> **Exercise prompt**
Give only the number of lines that hold the word "Steuern".

(Stored records)
________

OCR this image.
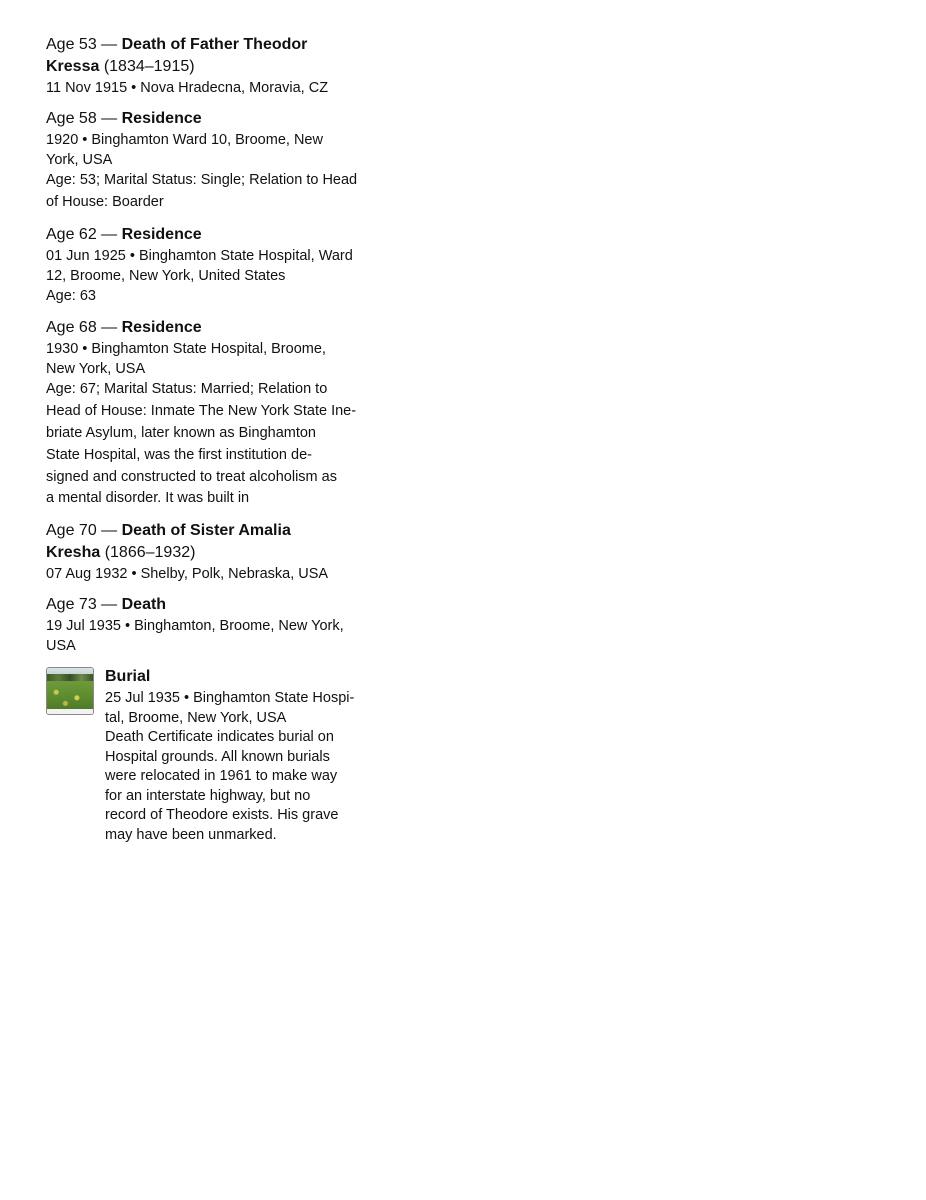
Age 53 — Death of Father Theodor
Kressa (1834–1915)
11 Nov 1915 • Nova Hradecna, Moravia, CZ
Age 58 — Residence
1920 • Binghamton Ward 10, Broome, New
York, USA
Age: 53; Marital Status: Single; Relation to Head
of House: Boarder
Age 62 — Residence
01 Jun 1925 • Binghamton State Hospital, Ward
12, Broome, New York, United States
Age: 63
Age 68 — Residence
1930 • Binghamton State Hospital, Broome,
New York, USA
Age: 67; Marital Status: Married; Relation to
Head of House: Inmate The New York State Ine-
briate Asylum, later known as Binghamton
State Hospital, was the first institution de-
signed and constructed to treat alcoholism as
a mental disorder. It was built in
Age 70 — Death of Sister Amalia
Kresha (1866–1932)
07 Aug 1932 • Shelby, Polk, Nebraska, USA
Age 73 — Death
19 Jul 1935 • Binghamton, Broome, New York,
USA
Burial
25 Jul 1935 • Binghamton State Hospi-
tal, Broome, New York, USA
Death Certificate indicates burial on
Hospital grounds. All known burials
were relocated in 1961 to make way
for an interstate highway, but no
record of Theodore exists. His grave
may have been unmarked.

________

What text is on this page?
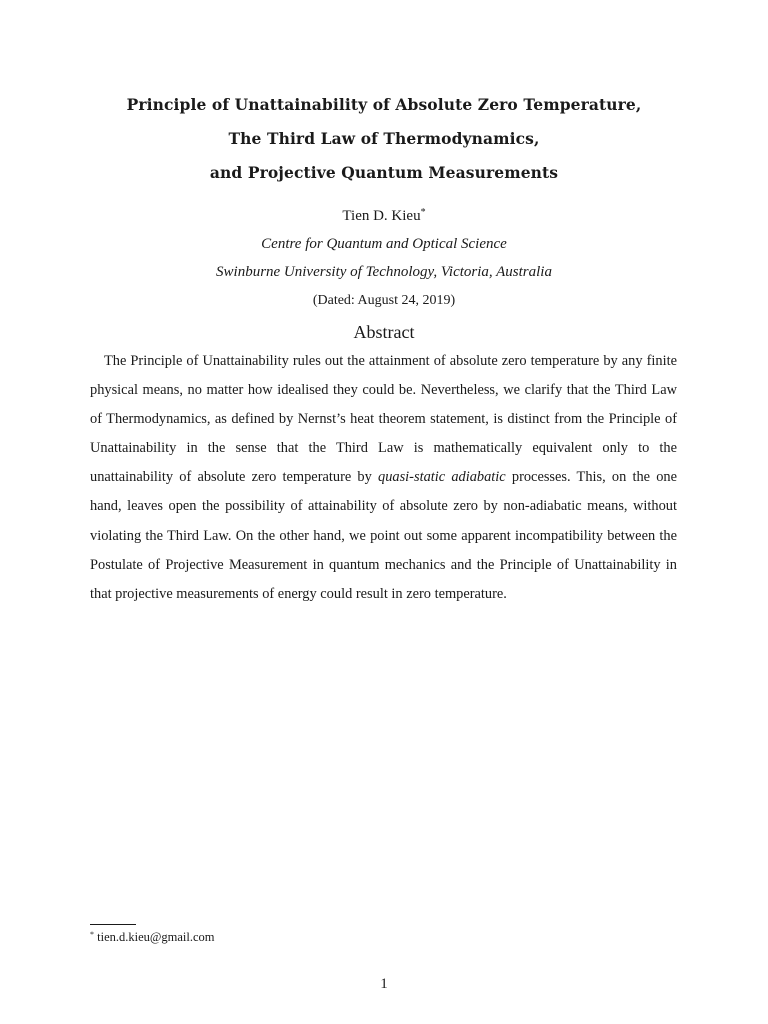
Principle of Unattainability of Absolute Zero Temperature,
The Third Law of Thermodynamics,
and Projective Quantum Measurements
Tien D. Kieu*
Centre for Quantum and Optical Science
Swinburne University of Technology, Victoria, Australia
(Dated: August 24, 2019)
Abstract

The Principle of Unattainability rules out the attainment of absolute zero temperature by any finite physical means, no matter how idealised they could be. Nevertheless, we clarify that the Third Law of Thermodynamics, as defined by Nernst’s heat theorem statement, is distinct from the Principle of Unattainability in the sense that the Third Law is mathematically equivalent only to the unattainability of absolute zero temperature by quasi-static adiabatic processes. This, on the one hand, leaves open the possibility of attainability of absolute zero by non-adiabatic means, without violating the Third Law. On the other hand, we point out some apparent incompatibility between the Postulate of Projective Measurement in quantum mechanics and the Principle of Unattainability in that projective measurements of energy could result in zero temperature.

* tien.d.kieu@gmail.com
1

________

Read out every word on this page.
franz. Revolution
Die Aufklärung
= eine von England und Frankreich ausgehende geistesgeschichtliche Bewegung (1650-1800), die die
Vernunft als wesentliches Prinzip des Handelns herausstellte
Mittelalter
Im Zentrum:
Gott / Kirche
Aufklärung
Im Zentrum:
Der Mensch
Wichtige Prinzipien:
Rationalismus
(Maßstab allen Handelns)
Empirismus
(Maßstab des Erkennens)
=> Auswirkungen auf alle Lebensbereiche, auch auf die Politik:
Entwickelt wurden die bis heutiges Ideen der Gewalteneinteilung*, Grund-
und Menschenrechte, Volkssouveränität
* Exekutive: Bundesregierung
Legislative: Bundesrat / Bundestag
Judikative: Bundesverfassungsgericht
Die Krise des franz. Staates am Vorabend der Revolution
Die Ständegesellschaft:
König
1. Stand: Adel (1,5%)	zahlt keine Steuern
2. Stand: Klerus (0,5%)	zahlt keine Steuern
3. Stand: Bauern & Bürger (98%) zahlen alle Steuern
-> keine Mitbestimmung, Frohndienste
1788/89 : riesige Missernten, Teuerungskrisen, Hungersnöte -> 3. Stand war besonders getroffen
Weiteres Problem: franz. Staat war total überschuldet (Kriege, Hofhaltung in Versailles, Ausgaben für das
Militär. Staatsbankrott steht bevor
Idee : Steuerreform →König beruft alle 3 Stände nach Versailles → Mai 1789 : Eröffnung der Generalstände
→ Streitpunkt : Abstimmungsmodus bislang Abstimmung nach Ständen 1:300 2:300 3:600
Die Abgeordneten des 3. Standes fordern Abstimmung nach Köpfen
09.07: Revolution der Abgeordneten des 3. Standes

________

> **Solution to this problem**
3